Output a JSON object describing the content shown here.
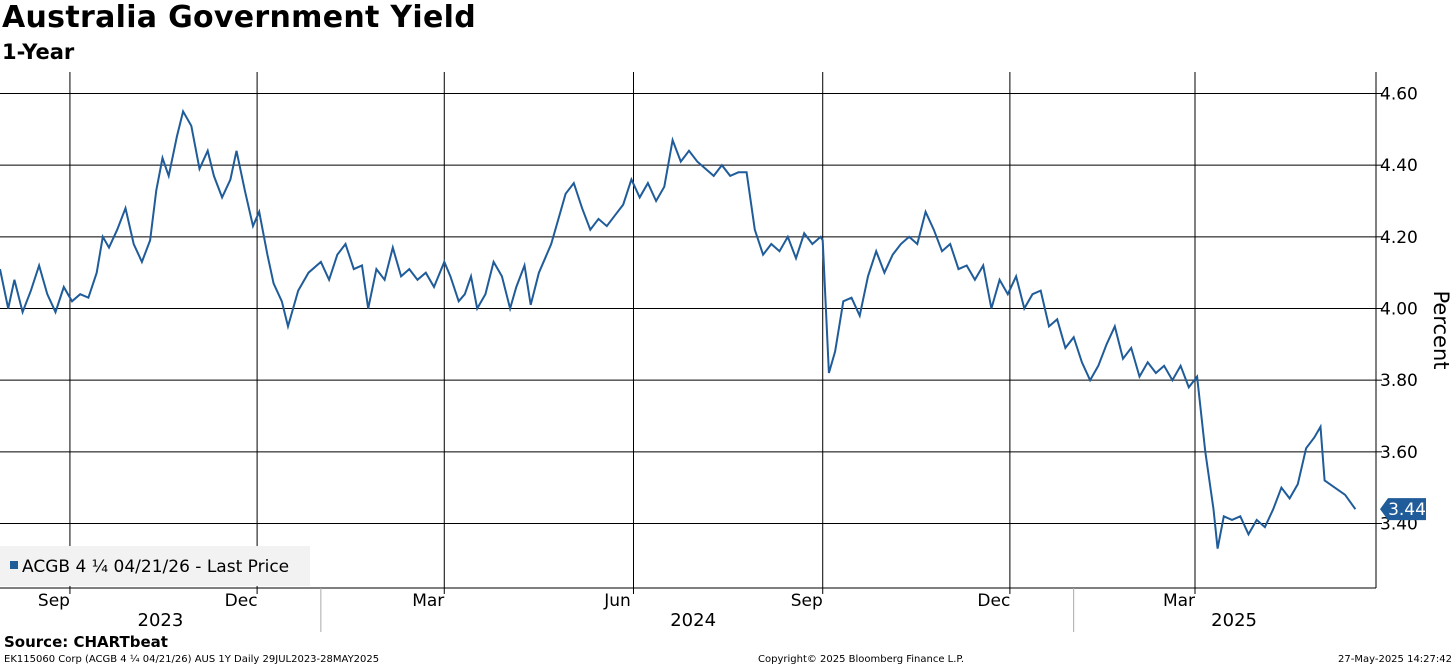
{
  "chart_data": {
    "type": "line",
    "title": "Australia Government Yield",
    "subtitle": "1-Year",
    "ylabel": "Percent",
    "xlabel": "",
    "ylim": [
      3.22,
      4.66
    ],
    "yticks": [
      3.4,
      3.6,
      3.8,
      4.0,
      4.2,
      4.4,
      4.6
    ],
    "ytick_labels": [
      "3.40",
      "3.60",
      "3.80",
      "4.00",
      "4.20",
      "4.40",
      "4.60"
    ],
    "xlim": [
      "2023-07-29",
      "2025-05-28"
    ],
    "x_ticks": [
      {
        "date": "2023-09-01",
        "label": "Sep"
      },
      {
        "date": "2023-12-01",
        "label": "Dec"
      },
      {
        "date": "2024-03-01",
        "label": "Mar"
      },
      {
        "date": "2024-06-01",
        "label": "Jun"
      },
      {
        "date": "2024-09-01",
        "label": "Sep"
      },
      {
        "date": "2024-12-01",
        "label": "Dec"
      },
      {
        "date": "2025-03-01",
        "label": "Mar"
      }
    ],
    "year_labels": [
      {
        "label": "2023",
        "center": "2023-10-15"
      },
      {
        "label": "2024",
        "center": "2024-06-30"
      },
      {
        "label": "2025",
        "center": "2025-03-20"
      }
    ],
    "year_separators": [
      "2024-01-01",
      "2025-01-01"
    ],
    "grid": true,
    "legend": {
      "position": "bottom-left",
      "entries": [
        "ACGB 4 ¼ 04/21/26 - Last Price"
      ]
    },
    "last_value_label": "3.44",
    "line_color": "#1f5c99",
    "series": [
      {
        "name": "ACGB 4 ¼ 04/21/26 - Last Price",
        "points": [
          [
            "2023-07-29",
            4.11
          ],
          [
            "2023-08-02",
            4.0
          ],
          [
            "2023-08-05",
            4.08
          ],
          [
            "2023-08-09",
            3.99
          ],
          [
            "2023-08-13",
            4.05
          ],
          [
            "2023-08-17",
            4.12
          ],
          [
            "2023-08-21",
            4.04
          ],
          [
            "2023-08-25",
            3.99
          ],
          [
            "2023-08-29",
            4.06
          ],
          [
            "2023-09-02",
            4.02
          ],
          [
            "2023-09-06",
            4.04
          ],
          [
            "2023-09-10",
            4.03
          ],
          [
            "2023-09-14",
            4.1
          ],
          [
            "2023-09-17",
            4.2
          ],
          [
            "2023-09-20",
            4.17
          ],
          [
            "2023-09-24",
            4.22
          ],
          [
            "2023-09-28",
            4.28
          ],
          [
            "2023-10-02",
            4.18
          ],
          [
            "2023-10-06",
            4.13
          ],
          [
            "2023-10-10",
            4.19
          ],
          [
            "2023-10-13",
            4.33
          ],
          [
            "2023-10-16",
            4.42
          ],
          [
            "2023-10-19",
            4.37
          ],
          [
            "2023-10-23",
            4.48
          ],
          [
            "2023-10-26",
            4.55
          ],
          [
            "2023-10-30",
            4.51
          ],
          [
            "2023-11-03",
            4.39
          ],
          [
            "2023-11-07",
            4.44
          ],
          [
            "2023-11-10",
            4.37
          ],
          [
            "2023-11-14",
            4.31
          ],
          [
            "2023-11-18",
            4.36
          ],
          [
            "2023-11-21",
            4.44
          ],
          [
            "2023-11-25",
            4.33
          ],
          [
            "2023-11-29",
            4.23
          ],
          [
            "2023-12-02",
            4.27
          ],
          [
            "2023-12-06",
            4.15
          ],
          [
            "2023-12-09",
            4.07
          ],
          [
            "2023-12-13",
            4.02
          ],
          [
            "2023-12-16",
            3.95
          ],
          [
            "2023-12-21",
            4.05
          ],
          [
            "2023-12-26",
            4.1
          ],
          [
            "2024-01-01",
            4.13
          ],
          [
            "2024-01-05",
            4.08
          ],
          [
            "2024-01-09",
            4.15
          ],
          [
            "2024-01-13",
            4.18
          ],
          [
            "2024-01-17",
            4.11
          ],
          [
            "2024-01-21",
            4.12
          ],
          [
            "2024-01-24",
            4.0
          ],
          [
            "2024-01-28",
            4.11
          ],
          [
            "2024-02-01",
            4.08
          ],
          [
            "2024-02-05",
            4.17
          ],
          [
            "2024-02-09",
            4.09
          ],
          [
            "2024-02-13",
            4.11
          ],
          [
            "2024-02-17",
            4.08
          ],
          [
            "2024-02-21",
            4.1
          ],
          [
            "2024-02-25",
            4.06
          ],
          [
            "2024-03-01",
            4.13
          ],
          [
            "2024-03-04",
            4.09
          ],
          [
            "2024-03-08",
            4.02
          ],
          [
            "2024-03-11",
            4.04
          ],
          [
            "2024-03-14",
            4.09
          ],
          [
            "2024-03-17",
            4.0
          ],
          [
            "2024-03-21",
            4.04
          ],
          [
            "2024-03-25",
            4.13
          ],
          [
            "2024-03-29",
            4.09
          ],
          [
            "2024-04-02",
            4.0
          ],
          [
            "2024-04-05",
            4.06
          ],
          [
            "2024-04-09",
            4.12
          ],
          [
            "2024-04-12",
            4.01
          ],
          [
            "2024-04-16",
            4.1
          ],
          [
            "2024-04-19",
            4.14
          ],
          [
            "2024-04-22",
            4.18
          ],
          [
            "2024-04-25",
            4.24
          ],
          [
            "2024-04-29",
            4.32
          ],
          [
            "2024-05-03",
            4.35
          ],
          [
            "2024-05-07",
            4.28
          ],
          [
            "2024-05-11",
            4.22
          ],
          [
            "2024-05-15",
            4.25
          ],
          [
            "2024-05-19",
            4.23
          ],
          [
            "2024-05-23",
            4.26
          ],
          [
            "2024-05-27",
            4.29
          ],
          [
            "2024-05-31",
            4.36
          ],
          [
            "2024-06-04",
            4.31
          ],
          [
            "2024-06-08",
            4.35
          ],
          [
            "2024-06-12",
            4.3
          ],
          [
            "2024-06-16",
            4.34
          ],
          [
            "2024-06-20",
            4.47
          ],
          [
            "2024-06-24",
            4.41
          ],
          [
            "2024-06-28",
            4.44
          ],
          [
            "2024-07-02",
            4.41
          ],
          [
            "2024-07-06",
            4.39
          ],
          [
            "2024-07-10",
            4.37
          ],
          [
            "2024-07-14",
            4.4
          ],
          [
            "2024-07-18",
            4.37
          ],
          [
            "2024-07-22",
            4.38
          ],
          [
            "2024-07-26",
            4.38
          ],
          [
            "2024-07-30",
            4.22
          ],
          [
            "2024-08-03",
            4.15
          ],
          [
            "2024-08-07",
            4.18
          ],
          [
            "2024-08-11",
            4.16
          ],
          [
            "2024-08-15",
            4.2
          ],
          [
            "2024-08-19",
            4.14
          ],
          [
            "2024-08-23",
            4.21
          ],
          [
            "2024-08-27",
            4.18
          ],
          [
            "2024-08-31",
            4.2
          ],
          [
            "2024-09-01",
            4.19
          ],
          [
            "2024-09-04",
            3.82
          ],
          [
            "2024-09-07",
            3.88
          ],
          [
            "2024-09-11",
            4.02
          ],
          [
            "2024-09-15",
            4.03
          ],
          [
            "2024-09-19",
            3.98
          ],
          [
            "2024-09-23",
            4.09
          ],
          [
            "2024-09-27",
            4.16
          ],
          [
            "2024-10-01",
            4.1
          ],
          [
            "2024-10-05",
            4.15
          ],
          [
            "2024-10-09",
            4.18
          ],
          [
            "2024-10-13",
            4.2
          ],
          [
            "2024-10-17",
            4.18
          ],
          [
            "2024-10-21",
            4.27
          ],
          [
            "2024-10-25",
            4.22
          ],
          [
            "2024-10-29",
            4.16
          ],
          [
            "2024-11-02",
            4.18
          ],
          [
            "2024-11-06",
            4.11
          ],
          [
            "2024-11-10",
            4.12
          ],
          [
            "2024-11-14",
            4.08
          ],
          [
            "2024-11-18",
            4.12
          ],
          [
            "2024-11-22",
            4.0
          ],
          [
            "2024-11-26",
            4.08
          ],
          [
            "2024-11-30",
            4.04
          ],
          [
            "2024-12-04",
            4.09
          ],
          [
            "2024-12-08",
            4.0
          ],
          [
            "2024-12-12",
            4.04
          ],
          [
            "2024-12-16",
            4.05
          ],
          [
            "2024-12-20",
            3.95
          ],
          [
            "2024-12-24",
            3.97
          ],
          [
            "2024-12-28",
            3.89
          ],
          [
            "2025-01-01",
            3.92
          ],
          [
            "2025-01-05",
            3.85
          ],
          [
            "2025-01-09",
            3.8
          ],
          [
            "2025-01-13",
            3.84
          ],
          [
            "2025-01-17",
            3.9
          ],
          [
            "2025-01-21",
            3.95
          ],
          [
            "2025-01-25",
            3.86
          ],
          [
            "2025-01-29",
            3.89
          ],
          [
            "2025-02-02",
            3.81
          ],
          [
            "2025-02-06",
            3.85
          ],
          [
            "2025-02-10",
            3.82
          ],
          [
            "2025-02-14",
            3.84
          ],
          [
            "2025-02-18",
            3.8
          ],
          [
            "2025-02-22",
            3.84
          ],
          [
            "2025-02-26",
            3.78
          ],
          [
            "2025-03-02",
            3.81
          ],
          [
            "2025-03-06",
            3.6
          ],
          [
            "2025-03-10",
            3.44
          ],
          [
            "2025-03-12",
            3.33
          ],
          [
            "2025-03-15",
            3.42
          ],
          [
            "2025-03-19",
            3.41
          ],
          [
            "2025-03-23",
            3.42
          ],
          [
            "2025-03-27",
            3.37
          ],
          [
            "2025-03-31",
            3.41
          ],
          [
            "2025-04-04",
            3.39
          ],
          [
            "2025-04-08",
            3.44
          ],
          [
            "2025-04-12",
            3.5
          ],
          [
            "2025-04-16",
            3.47
          ],
          [
            "2025-04-20",
            3.51
          ],
          [
            "2025-04-24",
            3.61
          ],
          [
            "2025-04-28",
            3.64
          ],
          [
            "2025-05-01",
            3.67
          ],
          [
            "2025-05-03",
            3.52
          ],
          [
            "2025-05-08",
            3.5
          ],
          [
            "2025-05-13",
            3.48
          ],
          [
            "2025-05-18",
            3.44
          ]
        ]
      }
    ]
  },
  "source": "Source: CHARTbeat",
  "footer": {
    "left": "EK115060 Corp (ACGB 4 ¼ 04/21/26) AUS 1Y  Daily 29JUL2023-28MAY2025",
    "center": "Copyright© 2025 Bloomberg Finance L.P.",
    "right": "27-May-2025 14:27:42"
  }
}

▶ The exercise: From the records above, pull out every line containing the word "ACGB".

▶ The result:
        "ACGB 4 ¼ 04/21/26 - Last Price"
        "name": "ACGB 4 ¼ 04/21/26 - Last Price",
    "left": "EK115060 Corp (ACGB 4 ¼ 04/21/26) AUS 1Y  Daily 29JUL2023-28MAY2025",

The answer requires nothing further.